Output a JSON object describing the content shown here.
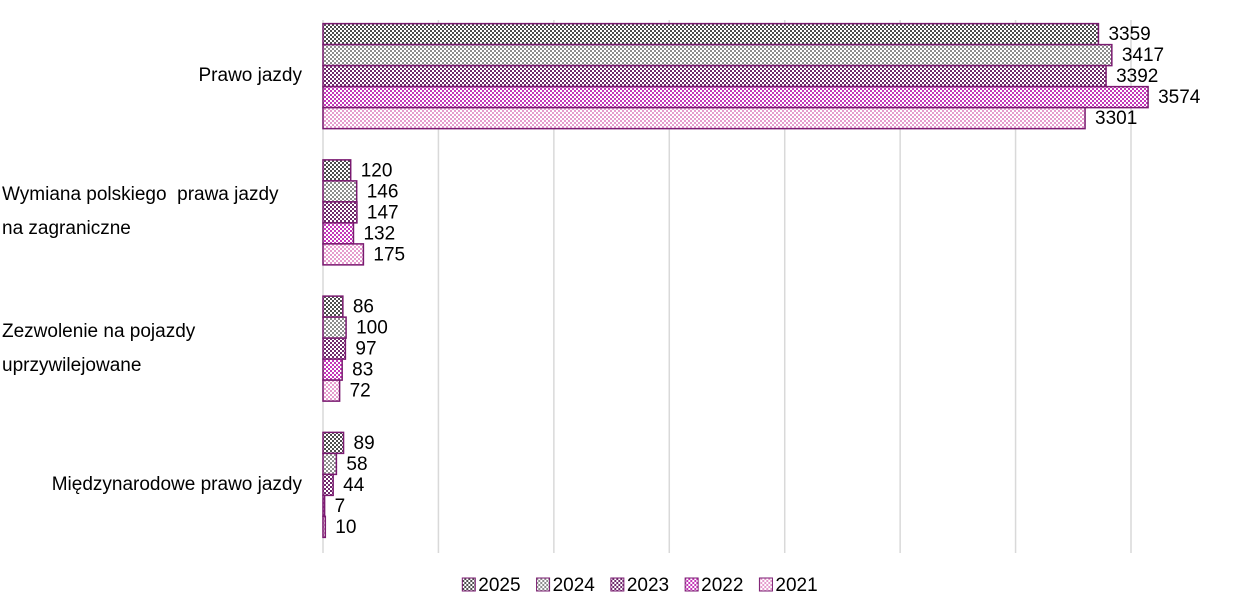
{
  "chart_data": {
    "type": "bar",
    "orientation": "horizontal",
    "categories": [
      "Prawo jazdy",
      "Wymiana polskiego  prawa jazdy na zagraniczne",
      "Zezwolenie na pojazdy uprzywilejowane",
      "Międzynarodowe prawo jazdy"
    ],
    "series": [
      {
        "name": "2025",
        "color": "#4d4d4d",
        "values": [
          3359,
          120,
          86,
          89
        ]
      },
      {
        "name": "2024",
        "color": "#8c8c8c",
        "values": [
          3417,
          146,
          100,
          58
        ]
      },
      {
        "name": "2023",
        "color": "#6e2a6a",
        "values": [
          3392,
          147,
          97,
          44
        ]
      },
      {
        "name": "2022",
        "color": "#c436b8",
        "values": [
          3574,
          132,
          83,
          7
        ]
      },
      {
        "name": "2021",
        "color": "#e59ccd",
        "values": [
          3301,
          175,
          72,
          10
        ]
      }
    ],
    "xlim": [
      0,
      3500
    ],
    "xticks": [
      0,
      500,
      1000,
      1500,
      2000,
      2500,
      3000,
      3500
    ],
    "grid": true,
    "legend": "bottom"
  }
}
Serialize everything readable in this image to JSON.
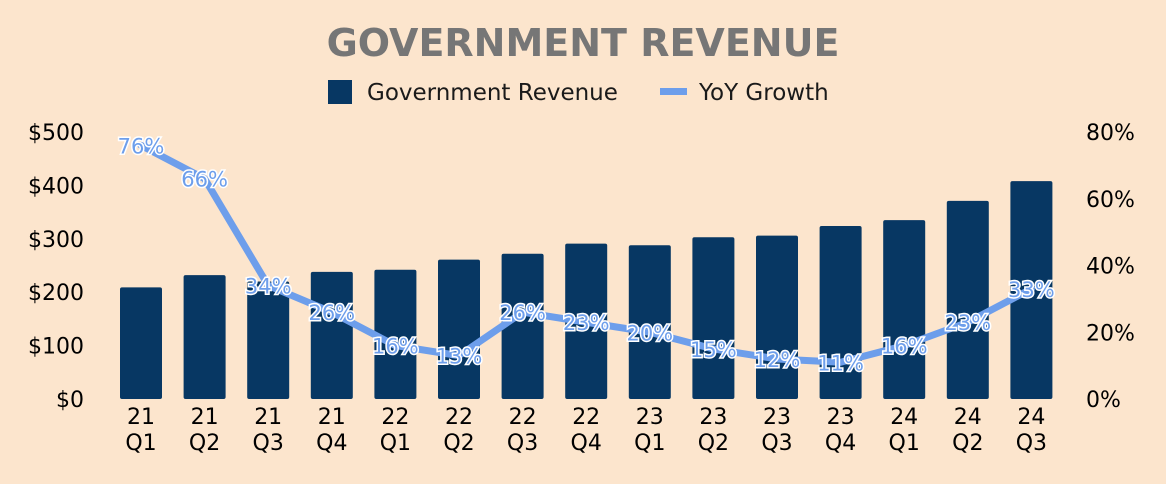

▶ _The problem_:
Print the listing above in full, exactly as written. Omit any pictures.

▶ _Reply_:
Output a JSON object describing the content shown here.
{
  "chart_data": {
    "type": "bar",
    "orientation": "horizontal",
    "categories": [
      "Prawo jazdy",
      "Wymiana polskiego  prawa jazdy na zagraniczne",
      "Zezwolenie na pojazdy uprzywilejowane",
      "Międzynarodowe prawo jazdy"
    ],
    "series": [
      {
        "name": "2025",
        "color": "#4d4d4d",
        "values": [
          3359,
          120,
          86,
          89
        ]
      },
      {
        "name": "2024",
        "color": "#8c8c8c",
        "values": [
          3417,
          146,
          100,
          58
        ]
      },
      {
        "name": "2023",
        "color": "#6e2a6a",
        "values": [
          3392,
          147,
          97,
          44
        ]
      },
      {
        "name": "2022",
        "color": "#c436b8",
        "values": [
          3574,
          132,
          83,
          7
        ]
      },
      {
        "name": "2021",
        "color": "#e59ccd",
        "values": [
          3301,
          175,
          72,
          10
        ]
      }
    ],
    "xlim": [
      0,
      3500
    ],
    "xticks": [
      0,
      500,
      1000,
      1500,
      2000,
      2500,
      3000,
      3500
    ],
    "grid": true,
    "legend": "bottom"
  }
}
Serialize everything readable in this image to JSON.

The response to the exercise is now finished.